§ 課題の要件
元の文書によると、リーガルチェックは誰によって行われるか。

そんなときに重要なのが リーガルチェック(法務チェック) です。

本記事では、リーガルチェックの基礎知識から、依頼方法、費用相場、実施の流れまでをわかりやすく解説します。
特に、企業法務担当者や中小企業の経営者の方にとって必見の内容です。

リーガルチェック(法務チェック)とは?

リーガルチェックとは、契約書・規約・取引書類などの法的な妥当性やリスクを専門家が確認・修正する作業のことを指します。
企業間の取引においてトラブルを未然に防ぐために欠かせないプロセスであり、法務部門や弁護士によって行われます。

リーガルチェック(法務チェック)を行うメリット

リーガルチェック(法務チェック)を行うことで、契約書や規約などの法的文書に潜むリスクを事前に把握・回避することが可能になります。将来的な紛争や損害賠償の発生を防ぎ、自社に有利な条件で安心して取引を進めるために、非常に重要なステップです。

法的リスクの予防

最も大きなメリットは、法的リスクを未然に解消できる点です。契約書には、表面的には問題がなさそうに見えても、法的に無効となる条項や、将来的にトラブルに発展しかねない表現が含まれていることがあります。リーガルチェックを行うことで、こうしたリスクを早期に発見・修正することができ、裁判や紛争に巻き込まれるリスクを大幅に低減できます。

自社に有利な条件を確保できる

契約は相手方と合意して成立するものですが、すべての条項が平等とは限りません。とくに、相手方が作成した契約書には、自社にとって不利な条件が含まれていることも多く見受けられます。リーガルチェックを行うことで、そのような不利な条件を見抜き、交渉によって自社に有利な内容へ修正を提案することが可能になります。これにより、ビジネス上のポジションを守るとともに、長期的な利益確保にもつながります。

信頼性の向上

法的な整合性が確保された契約書は、社外からの信頼性を高めるだけでなく、社内の法令遵守体制(コンプライアンス)を強化するうえでも重要です。リーガルチェックを通じて、文書の品質が向上すれば、社内での契約管理が容易になり、内部統制の観点からも評価されます。特に上場企業や、第三者からの監査を受ける可能性のある企業では、法的に適切な契約管理体制を示すことが企業価値向上にもつながります。

§ 提供情報
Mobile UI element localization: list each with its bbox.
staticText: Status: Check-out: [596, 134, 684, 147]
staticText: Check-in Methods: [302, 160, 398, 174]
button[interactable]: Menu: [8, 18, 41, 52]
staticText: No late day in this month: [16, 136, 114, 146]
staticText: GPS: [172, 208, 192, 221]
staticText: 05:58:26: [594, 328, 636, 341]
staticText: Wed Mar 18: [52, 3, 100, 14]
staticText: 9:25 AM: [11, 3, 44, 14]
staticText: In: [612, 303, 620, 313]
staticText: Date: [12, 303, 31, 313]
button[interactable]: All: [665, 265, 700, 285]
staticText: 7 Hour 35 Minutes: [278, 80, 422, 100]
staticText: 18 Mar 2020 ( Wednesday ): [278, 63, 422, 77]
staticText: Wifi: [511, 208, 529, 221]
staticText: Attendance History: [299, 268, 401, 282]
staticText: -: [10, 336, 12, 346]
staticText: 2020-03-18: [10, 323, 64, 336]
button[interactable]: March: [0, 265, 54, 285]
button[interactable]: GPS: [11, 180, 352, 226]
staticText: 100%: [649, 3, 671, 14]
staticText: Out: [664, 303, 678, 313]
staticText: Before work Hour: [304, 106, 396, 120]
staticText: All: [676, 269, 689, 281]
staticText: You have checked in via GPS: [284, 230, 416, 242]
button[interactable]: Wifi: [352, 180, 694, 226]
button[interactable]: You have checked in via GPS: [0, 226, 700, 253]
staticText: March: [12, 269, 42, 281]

§ 作業結果
法務部門や弁護士によって行われます。